▶ Material for this task:
▽
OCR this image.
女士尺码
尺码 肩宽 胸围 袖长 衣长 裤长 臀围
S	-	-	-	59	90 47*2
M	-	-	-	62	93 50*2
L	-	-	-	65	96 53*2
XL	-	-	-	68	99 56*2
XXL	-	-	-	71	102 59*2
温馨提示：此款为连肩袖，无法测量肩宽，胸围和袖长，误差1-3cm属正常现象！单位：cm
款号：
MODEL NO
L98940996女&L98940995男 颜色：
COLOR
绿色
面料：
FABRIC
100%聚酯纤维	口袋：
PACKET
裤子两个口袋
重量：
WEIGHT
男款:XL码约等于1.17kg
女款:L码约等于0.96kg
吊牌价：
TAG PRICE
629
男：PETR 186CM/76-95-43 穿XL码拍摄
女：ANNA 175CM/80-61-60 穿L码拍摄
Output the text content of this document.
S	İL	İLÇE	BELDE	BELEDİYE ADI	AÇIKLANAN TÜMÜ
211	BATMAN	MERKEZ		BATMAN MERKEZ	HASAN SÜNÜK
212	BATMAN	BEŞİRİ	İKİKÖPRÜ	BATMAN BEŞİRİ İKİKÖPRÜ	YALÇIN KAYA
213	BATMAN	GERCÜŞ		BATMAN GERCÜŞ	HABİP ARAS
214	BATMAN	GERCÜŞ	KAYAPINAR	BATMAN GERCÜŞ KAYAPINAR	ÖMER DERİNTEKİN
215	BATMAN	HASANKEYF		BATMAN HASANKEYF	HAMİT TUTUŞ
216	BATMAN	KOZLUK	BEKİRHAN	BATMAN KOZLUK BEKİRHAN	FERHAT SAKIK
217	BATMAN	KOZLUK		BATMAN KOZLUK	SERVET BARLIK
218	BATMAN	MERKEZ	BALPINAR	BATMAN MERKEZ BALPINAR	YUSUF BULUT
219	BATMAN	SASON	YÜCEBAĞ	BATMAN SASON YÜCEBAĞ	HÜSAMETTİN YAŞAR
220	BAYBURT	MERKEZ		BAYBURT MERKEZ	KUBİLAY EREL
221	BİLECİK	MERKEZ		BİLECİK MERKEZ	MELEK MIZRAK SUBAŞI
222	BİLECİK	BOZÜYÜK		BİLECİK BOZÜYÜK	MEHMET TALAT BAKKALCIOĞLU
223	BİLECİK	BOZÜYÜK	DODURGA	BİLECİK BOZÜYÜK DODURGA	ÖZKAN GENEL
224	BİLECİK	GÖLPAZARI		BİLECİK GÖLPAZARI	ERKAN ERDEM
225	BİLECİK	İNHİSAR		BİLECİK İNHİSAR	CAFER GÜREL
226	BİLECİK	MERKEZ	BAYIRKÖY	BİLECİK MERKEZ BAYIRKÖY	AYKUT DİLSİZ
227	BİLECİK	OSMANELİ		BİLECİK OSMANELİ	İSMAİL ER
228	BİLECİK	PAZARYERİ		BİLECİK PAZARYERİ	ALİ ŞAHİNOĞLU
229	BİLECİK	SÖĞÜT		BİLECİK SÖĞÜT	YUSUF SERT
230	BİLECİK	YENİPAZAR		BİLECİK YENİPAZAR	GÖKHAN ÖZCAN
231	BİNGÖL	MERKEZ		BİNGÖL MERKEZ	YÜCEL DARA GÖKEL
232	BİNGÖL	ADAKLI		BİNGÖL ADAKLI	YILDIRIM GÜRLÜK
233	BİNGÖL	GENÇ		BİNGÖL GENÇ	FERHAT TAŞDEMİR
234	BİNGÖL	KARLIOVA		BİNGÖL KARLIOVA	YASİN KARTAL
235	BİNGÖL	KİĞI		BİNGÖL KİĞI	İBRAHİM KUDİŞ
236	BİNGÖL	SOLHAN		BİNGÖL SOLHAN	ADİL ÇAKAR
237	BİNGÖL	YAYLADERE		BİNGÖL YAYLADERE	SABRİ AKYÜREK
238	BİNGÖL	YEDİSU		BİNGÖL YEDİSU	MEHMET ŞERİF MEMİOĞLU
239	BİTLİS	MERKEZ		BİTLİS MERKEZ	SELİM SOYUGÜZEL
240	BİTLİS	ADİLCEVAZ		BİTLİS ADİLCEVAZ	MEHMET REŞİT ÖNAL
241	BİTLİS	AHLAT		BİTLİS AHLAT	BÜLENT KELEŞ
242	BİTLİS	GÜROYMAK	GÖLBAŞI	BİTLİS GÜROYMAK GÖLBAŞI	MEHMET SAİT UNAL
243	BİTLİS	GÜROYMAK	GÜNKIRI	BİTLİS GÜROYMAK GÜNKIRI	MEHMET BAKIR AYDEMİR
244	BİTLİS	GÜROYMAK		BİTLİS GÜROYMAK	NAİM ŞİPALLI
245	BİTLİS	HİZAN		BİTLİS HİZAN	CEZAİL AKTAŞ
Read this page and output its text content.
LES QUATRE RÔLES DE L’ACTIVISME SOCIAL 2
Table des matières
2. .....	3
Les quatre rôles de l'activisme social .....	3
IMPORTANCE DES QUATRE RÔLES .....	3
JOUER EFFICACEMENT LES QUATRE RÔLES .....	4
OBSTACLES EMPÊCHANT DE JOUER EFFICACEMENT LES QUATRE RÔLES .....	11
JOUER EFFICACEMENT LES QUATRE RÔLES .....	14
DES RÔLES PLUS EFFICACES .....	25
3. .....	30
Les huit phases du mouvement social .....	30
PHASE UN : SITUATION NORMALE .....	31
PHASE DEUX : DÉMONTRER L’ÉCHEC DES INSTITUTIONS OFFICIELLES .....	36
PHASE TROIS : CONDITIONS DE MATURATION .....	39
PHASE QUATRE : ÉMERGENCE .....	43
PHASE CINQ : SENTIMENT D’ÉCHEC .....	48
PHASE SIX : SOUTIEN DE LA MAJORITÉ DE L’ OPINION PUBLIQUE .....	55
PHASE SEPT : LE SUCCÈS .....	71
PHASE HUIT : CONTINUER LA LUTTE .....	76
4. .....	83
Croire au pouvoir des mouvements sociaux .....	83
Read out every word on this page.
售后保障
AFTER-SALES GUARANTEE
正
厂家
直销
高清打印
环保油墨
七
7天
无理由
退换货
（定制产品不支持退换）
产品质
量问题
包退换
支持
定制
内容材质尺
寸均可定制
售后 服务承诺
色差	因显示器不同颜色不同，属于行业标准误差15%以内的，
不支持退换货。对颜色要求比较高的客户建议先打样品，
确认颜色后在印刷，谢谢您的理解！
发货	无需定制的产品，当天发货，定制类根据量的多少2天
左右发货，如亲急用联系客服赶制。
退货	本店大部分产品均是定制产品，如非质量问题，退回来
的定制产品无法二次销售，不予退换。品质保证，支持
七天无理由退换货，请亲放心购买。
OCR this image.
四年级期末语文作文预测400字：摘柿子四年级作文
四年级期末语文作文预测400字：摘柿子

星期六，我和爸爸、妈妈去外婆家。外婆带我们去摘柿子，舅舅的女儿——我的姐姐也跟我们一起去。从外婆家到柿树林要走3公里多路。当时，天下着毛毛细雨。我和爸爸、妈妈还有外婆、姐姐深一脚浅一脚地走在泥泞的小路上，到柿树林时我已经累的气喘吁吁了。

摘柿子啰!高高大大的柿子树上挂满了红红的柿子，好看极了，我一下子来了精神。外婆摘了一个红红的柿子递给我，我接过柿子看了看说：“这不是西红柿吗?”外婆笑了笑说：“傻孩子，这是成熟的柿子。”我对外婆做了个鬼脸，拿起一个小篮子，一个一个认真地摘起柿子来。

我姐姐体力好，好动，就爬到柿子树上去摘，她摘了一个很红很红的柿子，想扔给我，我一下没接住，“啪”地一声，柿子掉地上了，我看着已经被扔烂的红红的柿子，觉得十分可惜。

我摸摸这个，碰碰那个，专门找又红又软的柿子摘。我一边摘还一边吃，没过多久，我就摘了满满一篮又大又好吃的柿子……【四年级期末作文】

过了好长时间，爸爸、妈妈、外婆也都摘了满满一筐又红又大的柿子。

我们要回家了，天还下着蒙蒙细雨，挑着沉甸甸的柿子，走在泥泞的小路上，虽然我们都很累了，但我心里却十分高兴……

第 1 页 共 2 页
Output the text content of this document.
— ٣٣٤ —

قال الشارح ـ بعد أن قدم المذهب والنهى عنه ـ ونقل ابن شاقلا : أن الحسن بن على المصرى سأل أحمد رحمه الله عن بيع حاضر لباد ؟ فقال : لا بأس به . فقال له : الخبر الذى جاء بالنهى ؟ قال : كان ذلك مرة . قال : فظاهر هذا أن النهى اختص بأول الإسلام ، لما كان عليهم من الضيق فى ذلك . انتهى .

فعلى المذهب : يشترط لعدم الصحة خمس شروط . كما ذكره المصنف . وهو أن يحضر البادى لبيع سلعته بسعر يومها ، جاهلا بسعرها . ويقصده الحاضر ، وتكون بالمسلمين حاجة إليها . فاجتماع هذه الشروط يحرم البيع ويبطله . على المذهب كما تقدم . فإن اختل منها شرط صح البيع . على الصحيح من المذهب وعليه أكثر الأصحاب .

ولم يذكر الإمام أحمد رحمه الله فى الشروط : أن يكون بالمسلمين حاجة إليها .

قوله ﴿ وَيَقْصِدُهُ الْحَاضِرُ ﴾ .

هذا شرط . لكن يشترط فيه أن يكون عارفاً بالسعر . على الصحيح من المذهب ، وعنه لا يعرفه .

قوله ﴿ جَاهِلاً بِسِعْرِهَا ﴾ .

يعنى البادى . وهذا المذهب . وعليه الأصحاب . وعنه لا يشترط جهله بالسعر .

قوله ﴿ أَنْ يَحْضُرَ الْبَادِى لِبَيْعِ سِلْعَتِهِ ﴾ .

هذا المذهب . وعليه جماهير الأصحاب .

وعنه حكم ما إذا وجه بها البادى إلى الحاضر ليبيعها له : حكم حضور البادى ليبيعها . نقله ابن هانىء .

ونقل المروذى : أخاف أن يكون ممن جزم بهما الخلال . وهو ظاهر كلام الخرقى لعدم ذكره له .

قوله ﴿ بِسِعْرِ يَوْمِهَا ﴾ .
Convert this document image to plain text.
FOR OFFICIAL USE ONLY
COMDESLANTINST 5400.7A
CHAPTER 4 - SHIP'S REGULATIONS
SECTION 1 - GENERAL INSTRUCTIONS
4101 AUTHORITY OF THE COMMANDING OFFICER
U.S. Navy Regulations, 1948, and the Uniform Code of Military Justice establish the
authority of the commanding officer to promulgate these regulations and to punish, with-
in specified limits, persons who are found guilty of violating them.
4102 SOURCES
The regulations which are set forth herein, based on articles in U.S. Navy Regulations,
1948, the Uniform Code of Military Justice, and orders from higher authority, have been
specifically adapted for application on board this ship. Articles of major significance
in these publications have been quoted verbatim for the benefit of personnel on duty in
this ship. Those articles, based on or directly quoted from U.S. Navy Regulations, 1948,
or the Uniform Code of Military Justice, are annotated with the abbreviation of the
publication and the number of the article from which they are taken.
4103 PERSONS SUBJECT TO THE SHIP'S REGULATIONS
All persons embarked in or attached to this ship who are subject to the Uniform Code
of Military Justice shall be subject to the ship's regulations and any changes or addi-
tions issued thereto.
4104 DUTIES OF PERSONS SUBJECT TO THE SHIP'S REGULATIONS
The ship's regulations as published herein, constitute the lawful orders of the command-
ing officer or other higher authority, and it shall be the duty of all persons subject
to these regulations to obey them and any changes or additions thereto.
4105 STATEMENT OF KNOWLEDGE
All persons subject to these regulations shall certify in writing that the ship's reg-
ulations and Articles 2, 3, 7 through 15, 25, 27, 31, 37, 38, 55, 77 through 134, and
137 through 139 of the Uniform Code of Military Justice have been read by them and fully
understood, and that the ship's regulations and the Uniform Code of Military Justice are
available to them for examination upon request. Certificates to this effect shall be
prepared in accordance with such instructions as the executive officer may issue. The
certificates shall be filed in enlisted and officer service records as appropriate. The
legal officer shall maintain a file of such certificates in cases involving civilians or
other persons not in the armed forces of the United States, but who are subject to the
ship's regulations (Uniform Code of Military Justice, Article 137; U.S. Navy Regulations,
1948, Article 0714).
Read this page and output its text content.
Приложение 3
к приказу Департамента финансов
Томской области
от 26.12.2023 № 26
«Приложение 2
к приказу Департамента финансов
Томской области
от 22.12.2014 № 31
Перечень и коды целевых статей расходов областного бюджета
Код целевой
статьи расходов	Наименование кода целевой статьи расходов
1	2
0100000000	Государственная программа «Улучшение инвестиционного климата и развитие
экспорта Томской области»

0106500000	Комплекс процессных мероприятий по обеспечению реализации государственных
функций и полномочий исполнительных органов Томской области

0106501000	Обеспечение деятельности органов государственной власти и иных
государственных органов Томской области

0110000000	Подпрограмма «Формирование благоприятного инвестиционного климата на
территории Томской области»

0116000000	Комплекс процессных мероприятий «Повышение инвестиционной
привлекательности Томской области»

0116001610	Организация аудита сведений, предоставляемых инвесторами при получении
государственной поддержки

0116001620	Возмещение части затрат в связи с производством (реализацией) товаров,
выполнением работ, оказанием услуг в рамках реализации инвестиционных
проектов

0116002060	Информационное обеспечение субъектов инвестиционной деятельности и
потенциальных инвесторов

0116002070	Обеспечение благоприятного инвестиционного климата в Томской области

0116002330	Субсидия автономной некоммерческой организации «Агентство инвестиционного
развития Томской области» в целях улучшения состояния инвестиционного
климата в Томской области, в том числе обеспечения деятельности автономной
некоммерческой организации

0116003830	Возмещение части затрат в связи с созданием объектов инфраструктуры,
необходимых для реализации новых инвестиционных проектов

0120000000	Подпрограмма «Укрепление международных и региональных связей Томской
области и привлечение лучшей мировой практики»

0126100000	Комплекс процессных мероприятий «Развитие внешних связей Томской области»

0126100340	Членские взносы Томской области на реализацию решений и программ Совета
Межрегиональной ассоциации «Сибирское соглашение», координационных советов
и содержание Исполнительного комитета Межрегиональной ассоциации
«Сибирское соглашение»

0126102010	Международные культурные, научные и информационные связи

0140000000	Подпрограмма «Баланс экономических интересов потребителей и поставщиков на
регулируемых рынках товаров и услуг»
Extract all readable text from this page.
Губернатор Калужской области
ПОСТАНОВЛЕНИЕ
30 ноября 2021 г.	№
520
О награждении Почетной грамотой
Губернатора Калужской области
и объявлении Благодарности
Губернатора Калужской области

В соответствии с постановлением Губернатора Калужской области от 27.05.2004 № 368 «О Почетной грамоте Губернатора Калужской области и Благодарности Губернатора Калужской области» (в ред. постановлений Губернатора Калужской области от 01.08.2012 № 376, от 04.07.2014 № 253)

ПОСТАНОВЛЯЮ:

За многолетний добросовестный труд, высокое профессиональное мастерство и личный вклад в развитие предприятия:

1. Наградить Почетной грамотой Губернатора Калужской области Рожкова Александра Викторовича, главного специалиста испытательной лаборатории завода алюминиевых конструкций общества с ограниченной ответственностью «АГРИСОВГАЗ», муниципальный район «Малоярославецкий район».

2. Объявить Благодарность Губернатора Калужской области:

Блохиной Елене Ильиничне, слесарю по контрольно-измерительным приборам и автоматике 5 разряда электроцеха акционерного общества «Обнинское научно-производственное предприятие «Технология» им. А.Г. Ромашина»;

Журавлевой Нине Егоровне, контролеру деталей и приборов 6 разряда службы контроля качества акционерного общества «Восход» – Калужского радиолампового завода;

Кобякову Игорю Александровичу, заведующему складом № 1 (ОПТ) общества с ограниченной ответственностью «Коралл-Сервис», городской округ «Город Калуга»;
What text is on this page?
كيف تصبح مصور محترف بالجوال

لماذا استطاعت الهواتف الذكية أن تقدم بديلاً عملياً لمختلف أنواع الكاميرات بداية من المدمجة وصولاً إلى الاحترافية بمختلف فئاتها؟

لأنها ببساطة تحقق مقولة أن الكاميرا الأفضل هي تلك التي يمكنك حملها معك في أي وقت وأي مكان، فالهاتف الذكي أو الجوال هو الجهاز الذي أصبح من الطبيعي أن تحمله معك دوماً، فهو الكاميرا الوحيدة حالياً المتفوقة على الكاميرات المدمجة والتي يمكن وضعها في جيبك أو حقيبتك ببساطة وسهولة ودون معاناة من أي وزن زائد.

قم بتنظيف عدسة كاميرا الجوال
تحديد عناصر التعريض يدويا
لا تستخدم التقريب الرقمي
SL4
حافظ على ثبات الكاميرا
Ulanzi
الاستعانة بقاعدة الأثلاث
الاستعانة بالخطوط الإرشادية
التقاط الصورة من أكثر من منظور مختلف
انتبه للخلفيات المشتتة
△
▶ The request:
Pull every line holding "with" out of the records.

▶ Exercise answer:
authority of the commanding officer to promulgate these regulations and to punish, with-
or the Uniform Code of Military Justice, are annotated with the abbreviation of the
prepared in accordance with such instructions as the executive officer may issue. The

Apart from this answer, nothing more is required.